** Start of LISTED RECORDS **

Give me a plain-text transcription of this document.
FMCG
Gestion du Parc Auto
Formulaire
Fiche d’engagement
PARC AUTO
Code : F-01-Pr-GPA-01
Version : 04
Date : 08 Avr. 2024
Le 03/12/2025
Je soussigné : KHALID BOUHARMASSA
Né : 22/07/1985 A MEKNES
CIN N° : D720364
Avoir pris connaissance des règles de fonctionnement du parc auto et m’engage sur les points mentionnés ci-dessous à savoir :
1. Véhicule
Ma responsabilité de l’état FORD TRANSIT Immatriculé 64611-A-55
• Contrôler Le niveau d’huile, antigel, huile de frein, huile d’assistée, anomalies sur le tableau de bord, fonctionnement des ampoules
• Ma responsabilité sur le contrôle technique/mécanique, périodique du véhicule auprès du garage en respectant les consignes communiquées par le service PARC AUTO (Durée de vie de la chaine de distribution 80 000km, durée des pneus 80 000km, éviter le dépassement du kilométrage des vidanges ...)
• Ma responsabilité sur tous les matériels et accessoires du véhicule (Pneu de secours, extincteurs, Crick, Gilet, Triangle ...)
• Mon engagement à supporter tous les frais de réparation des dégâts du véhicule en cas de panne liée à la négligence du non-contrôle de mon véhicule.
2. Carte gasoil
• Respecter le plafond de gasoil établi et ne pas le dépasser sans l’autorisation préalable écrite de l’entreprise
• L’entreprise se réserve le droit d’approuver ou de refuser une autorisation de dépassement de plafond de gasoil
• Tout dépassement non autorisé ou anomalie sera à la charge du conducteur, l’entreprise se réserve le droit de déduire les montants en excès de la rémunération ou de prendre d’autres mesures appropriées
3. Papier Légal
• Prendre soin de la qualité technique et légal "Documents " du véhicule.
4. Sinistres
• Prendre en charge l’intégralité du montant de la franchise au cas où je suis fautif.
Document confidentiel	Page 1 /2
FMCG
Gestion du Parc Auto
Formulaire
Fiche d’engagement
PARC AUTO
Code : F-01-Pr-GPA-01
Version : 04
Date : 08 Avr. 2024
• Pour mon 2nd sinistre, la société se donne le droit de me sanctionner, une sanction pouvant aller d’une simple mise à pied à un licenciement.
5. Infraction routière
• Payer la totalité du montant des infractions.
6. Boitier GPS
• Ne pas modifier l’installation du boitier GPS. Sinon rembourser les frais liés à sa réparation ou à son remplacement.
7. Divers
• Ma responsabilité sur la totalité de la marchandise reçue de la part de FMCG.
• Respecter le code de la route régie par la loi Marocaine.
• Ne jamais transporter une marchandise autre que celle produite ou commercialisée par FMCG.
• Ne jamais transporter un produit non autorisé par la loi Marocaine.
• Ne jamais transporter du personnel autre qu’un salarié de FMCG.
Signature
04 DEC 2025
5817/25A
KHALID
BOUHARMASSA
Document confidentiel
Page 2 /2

** End of LISTED RECORDS **

REQUIRED WORK: Repeat the material above in full, keeping every word.

OUTPUT FOR THIS EXERCISE:
Give me a plain-text transcription of this document.
FMCG
Gestion du Parc Auto
Formulaire
Fiche d’engagement
PARC AUTO
Code : F-01-Pr-GPA-01
Version : 04
Date : 08 Avr. 2024
Le 03/12/2025
Je soussigné : KHALID BOUHARMASSA
Né : 22/07/1985 A MEKNES
CIN N° : D720364
Avoir pris connaissance des règles de fonctionnement du parc auto et m’engage sur les points mentionnés ci-dessous à savoir :
1. Véhicule
Ma responsabilité de l’état FORD TRANSIT Immatriculé 64611-A-55
• Contrôler Le niveau d’huile, antigel, huile de frein, huile d’assistée, anomalies sur le tableau de bord, fonctionnement des ampoules
• Ma responsabilité sur le contrôle technique/mécanique, périodique du véhicule auprès du garage en respectant les consignes communiquées par le service PARC AUTO (Durée de vie de la chaine de distribution 80 000km, durée des pneus 80 000km, éviter le dépassement du kilométrage des vidanges ...)
• Ma responsabilité sur tous les matériels et accessoires du véhicule (Pneu de secours, extincteurs, Crick, Gilet, Triangle ...)
• Mon engagement à supporter tous les frais de réparation des dégâts du véhicule en cas de panne liée à la négligence du non-contrôle de mon véhicule.
2. Carte gasoil
• Respecter le plafond de gasoil établi et ne pas le dépasser sans l’autorisation préalable écrite de l’entreprise
• L’entreprise se réserve le droit d’approuver ou de refuser une autorisation de dépassement de plafond de gasoil
• Tout dépassement non autorisé ou anomalie sera à la charge du conducteur, l’entreprise se réserve le droit de déduire les montants en excès de la rémunération ou de prendre d’autres mesures appropriées
3. Papier Légal
• Prendre soin de la qualité technique et légal "Documents " du véhicule.
4. Sinistres
• Prendre en charge l’intégralité du montant de la franchise au cas où je suis fautif.
Document confidentiel	Page 1 /2
FMCG
Gestion du Parc Auto
Formulaire
Fiche d’engagement
PARC AUTO
Code : F-01-Pr-GPA-01
Version : 04
Date : 08 Avr. 2024
• Pour mon 2nd sinistre, la société se donne le droit de me sanctionner, une sanction pouvant aller d’une simple mise à pied à un licenciement.
5. Infraction routière
• Payer la totalité du montant des infractions.
6. Boitier GPS
• Ne pas modifier l’installation du boitier GPS. Sinon rembourser les frais liés à sa réparation ou à son remplacement.
7. Divers
• Ma responsabilité sur la totalité de la marchandise reçue de la part de FMCG.
• Respecter le code de la route régie par la loi Marocaine.
• Ne jamais transporter une marchandise autre que celle produite ou commercialisée par FMCG.
• Ne jamais transporter un produit non autorisé par la loi Marocaine.
• Ne jamais transporter du personnel autre qu’un salarié de FMCG.
Signature
04 DEC 2025
5817/25A
KHALID
BOUHARMASSA
Document confidentiel
Page 2 /2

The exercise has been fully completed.